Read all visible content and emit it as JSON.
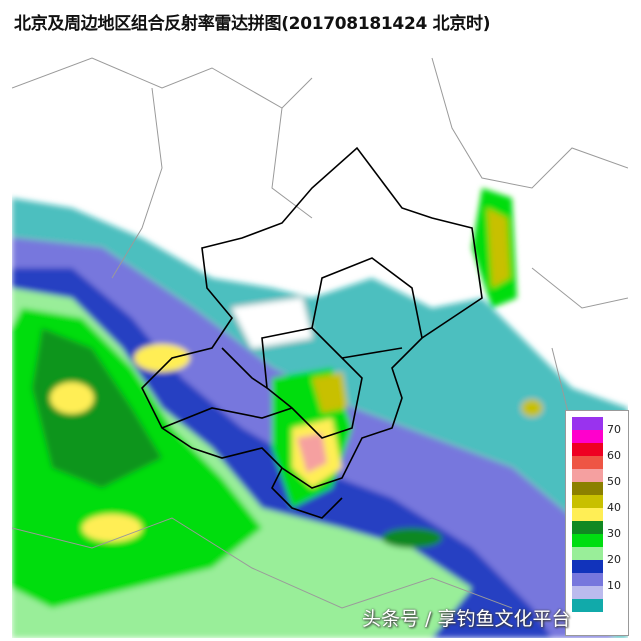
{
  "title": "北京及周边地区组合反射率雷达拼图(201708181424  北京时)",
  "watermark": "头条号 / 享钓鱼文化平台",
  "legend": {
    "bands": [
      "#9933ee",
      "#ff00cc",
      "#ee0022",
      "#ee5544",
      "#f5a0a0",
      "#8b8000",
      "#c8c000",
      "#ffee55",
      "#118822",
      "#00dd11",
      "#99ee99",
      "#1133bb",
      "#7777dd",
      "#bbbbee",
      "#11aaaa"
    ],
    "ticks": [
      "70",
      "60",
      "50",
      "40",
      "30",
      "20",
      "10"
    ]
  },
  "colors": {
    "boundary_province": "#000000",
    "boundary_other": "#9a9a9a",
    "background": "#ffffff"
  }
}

• _WHAT THE EXERCISE ASKS_
Repeat the preceding records precisely, and leave every picture out of the copy.

• _SOLUTION TO THE PROBLEM_
Read all visible content and emit it as JSON.
{
  "title": "北京及周边地区组合反射率雷达拼图(201708181424  北京时)",
  "watermark": "头条号 / 享钓鱼文化平台",
  "legend": {
    "bands": [
      "#9933ee",
      "#ff00cc",
      "#ee0022",
      "#ee5544",
      "#f5a0a0",
      "#8b8000",
      "#c8c000",
      "#ffee55",
      "#118822",
      "#00dd11",
      "#99ee99",
      "#1133bb",
      "#7777dd",
      "#bbbbee",
      "#11aaaa"
    ],
    "ticks": [
      "70",
      "60",
      "50",
      "40",
      "30",
      "20",
      "10"
    ]
  },
  "colors": {
    "boundary_province": "#000000",
    "boundary_other": "#9a9a9a",
    "background": "#ffffff"
  }
}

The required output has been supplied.